Request: How many lines in the records below contain the word "JSON"? Answer with the number alone.

Excerpted records:
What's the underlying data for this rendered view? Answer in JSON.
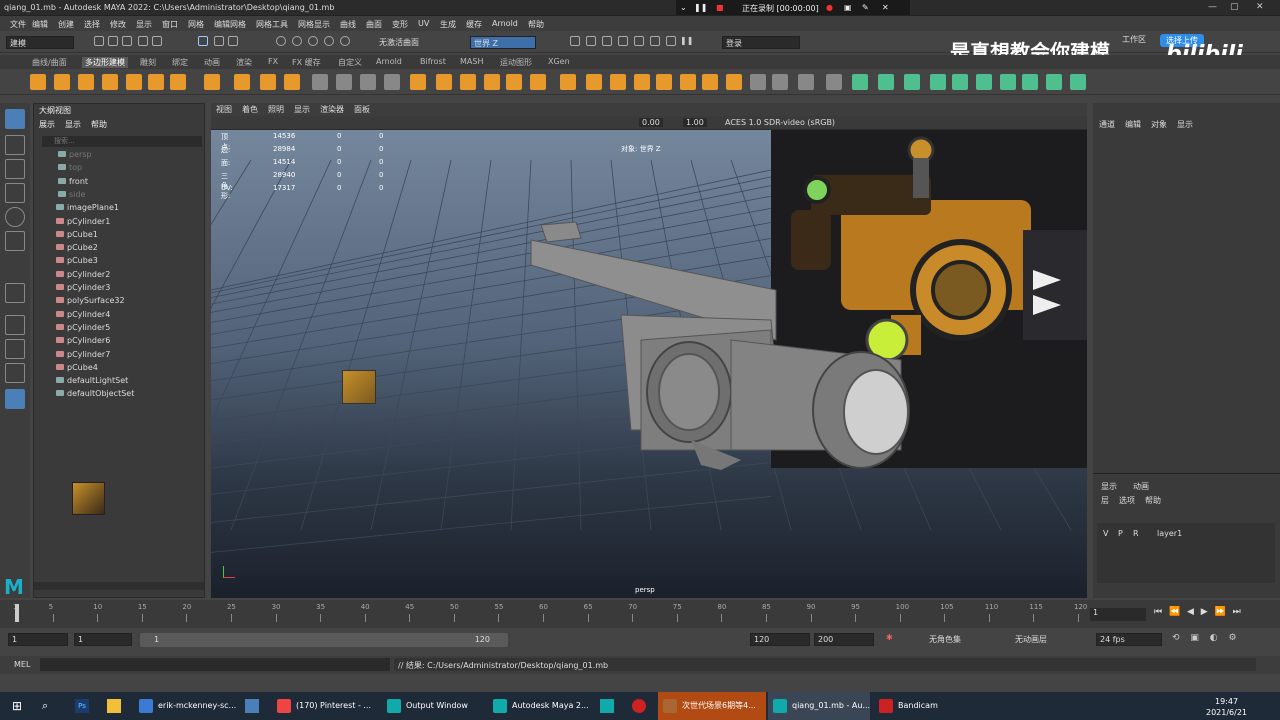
{
  "titlebar": {
    "title": "qiang_01.mb - Autodesk MAYA 2022: C:\\Users\\Administrator\\Desktop\\qiang_01.mb",
    "recording": "正在录制 [00:00:00]"
  },
  "menu": [
    "文件",
    "编辑",
    "创建",
    "选择",
    "修改",
    "显示",
    "窗口",
    "网格",
    "编辑网格",
    "网格工具",
    "网格显示",
    "曲线",
    "曲面",
    "变形",
    "UV",
    "生成",
    "缓存",
    "Arnold",
    "帮助"
  ],
  "status": {
    "mode": "建模",
    "live_surface": "无激活曲面",
    "axis": "世界 Z",
    "login": "登录",
    "workspace": "工作区",
    "upload": "选择上传"
  },
  "watermark": "是真想教会你建模",
  "shelf_tabs": [
    "曲线/曲面",
    "多边形建模",
    "雕刻",
    "绑定",
    "动画",
    "渲染",
    "FX",
    "FX 缓存",
    "自定义",
    "Arnold",
    "Bifrost",
    "MASH",
    "运动图形",
    "XGen"
  ],
  "shelf_active": "多边形建模",
  "outliner": {
    "title": "大纲视图",
    "menu": [
      "展示",
      "显示",
      "帮助"
    ],
    "search_placeholder": "搜索...",
    "items": [
      {
        "label": "persp",
        "dim": true
      },
      {
        "label": "top",
        "dim": true
      },
      {
        "label": "front",
        "dim": false
      },
      {
        "label": "side",
        "dim": true
      },
      {
        "label": "imagePlane1"
      },
      {
        "label": "pCylinder1"
      },
      {
        "label": "pCube1"
      },
      {
        "label": "pCube2"
      },
      {
        "label": "pCube3"
      },
      {
        "label": "pCylinder2"
      },
      {
        "label": "pCylinder3"
      },
      {
        "label": "polySurface32"
      },
      {
        "label": "pCylinder4"
      },
      {
        "label": "pCylinder5"
      },
      {
        "label": "pCylinder6"
      },
      {
        "label": "pCylinder7"
      },
      {
        "label": "pCube4"
      },
      {
        "label": "defaultLightSet"
      },
      {
        "label": "defaultObjectSet"
      }
    ]
  },
  "viewport": {
    "menu": [
      "视图",
      "着色",
      "照明",
      "显示",
      "渲染器",
      "面板"
    ],
    "exposure": "0.00",
    "gamma": "1.00",
    "colorspace": "ACES 1.0 SDR-video (sRGB)",
    "camera": "persp",
    "object_label": "对象: 世界 Z",
    "hud": [
      {
        "name": "顶点:",
        "a": "14536",
        "b": "0",
        "c": "0"
      },
      {
        "name": "边:",
        "a": "28984",
        "b": "0",
        "c": "0"
      },
      {
        "name": "面:",
        "a": "14514",
        "b": "0",
        "c": "0"
      },
      {
        "name": "三角形:",
        "a": "28940",
        "b": "0",
        "c": "0"
      },
      {
        "name": "UV:",
        "a": "17317",
        "b": "0",
        "c": "0"
      }
    ]
  },
  "right_panel": {
    "menu": [
      "通道",
      "编辑",
      "对象",
      "显示"
    ],
    "tabs": [
      "显示",
      "动画"
    ],
    "layer_menu": [
      "层",
      "选项",
      "帮助"
    ],
    "layer_cols": [
      "V",
      "P",
      "R"
    ],
    "layer_name": "layer1"
  },
  "timeline": {
    "ticks": [
      "1",
      "5",
      "10",
      "15",
      "20",
      "25",
      "30",
      "35",
      "40",
      "45",
      "50",
      "55",
      "60",
      "65",
      "70",
      "75",
      "80",
      "85",
      "90",
      "95",
      "100",
      "105",
      "110",
      "115",
      "120"
    ],
    "current": "1"
  },
  "range": {
    "start": "1",
    "start2": "1",
    "slider_start": "1",
    "slider_end": "120",
    "end": "120",
    "end2": "200",
    "char_set": "无角色集",
    "anim_layer": "无动画层",
    "fps": "24 fps"
  },
  "mel": {
    "label": "MEL",
    "result": "// 结果: C:/Users/Administrator/Desktop/qiang_01.mb"
  },
  "taskbar": {
    "items": [
      {
        "label": "erik-mckenney-sc...",
        "color": "#3a7bd5"
      },
      {
        "label": "(170) Pinterest - ...",
        "color": "#e44"
      },
      {
        "label": "Output Window",
        "color": "#1aa"
      },
      {
        "label": "Autodesk Maya 2...",
        "color": "#1aa"
      },
      {
        "label": "次世代场景6期等4...",
        "color": "#a63"
      },
      {
        "label": "qiang_01.mb - Au...",
        "color": "#1aa"
      },
      {
        "label": "Bandicam",
        "color": "#c22"
      }
    ],
    "time": "19:47",
    "date": "2021/6/21"
  }
}
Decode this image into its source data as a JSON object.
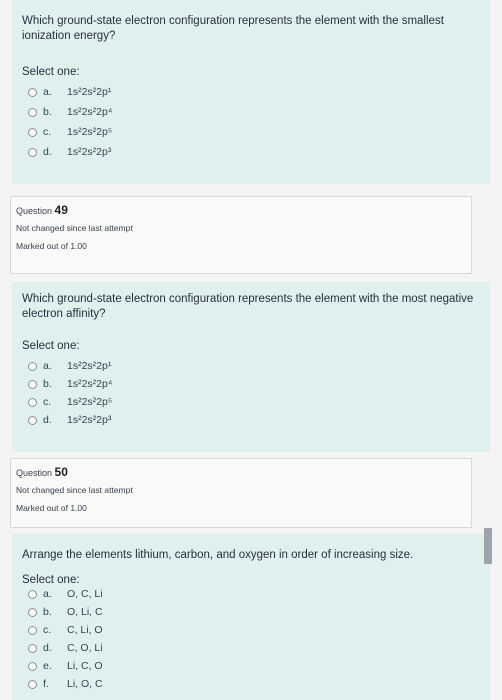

Output for this exercise: 2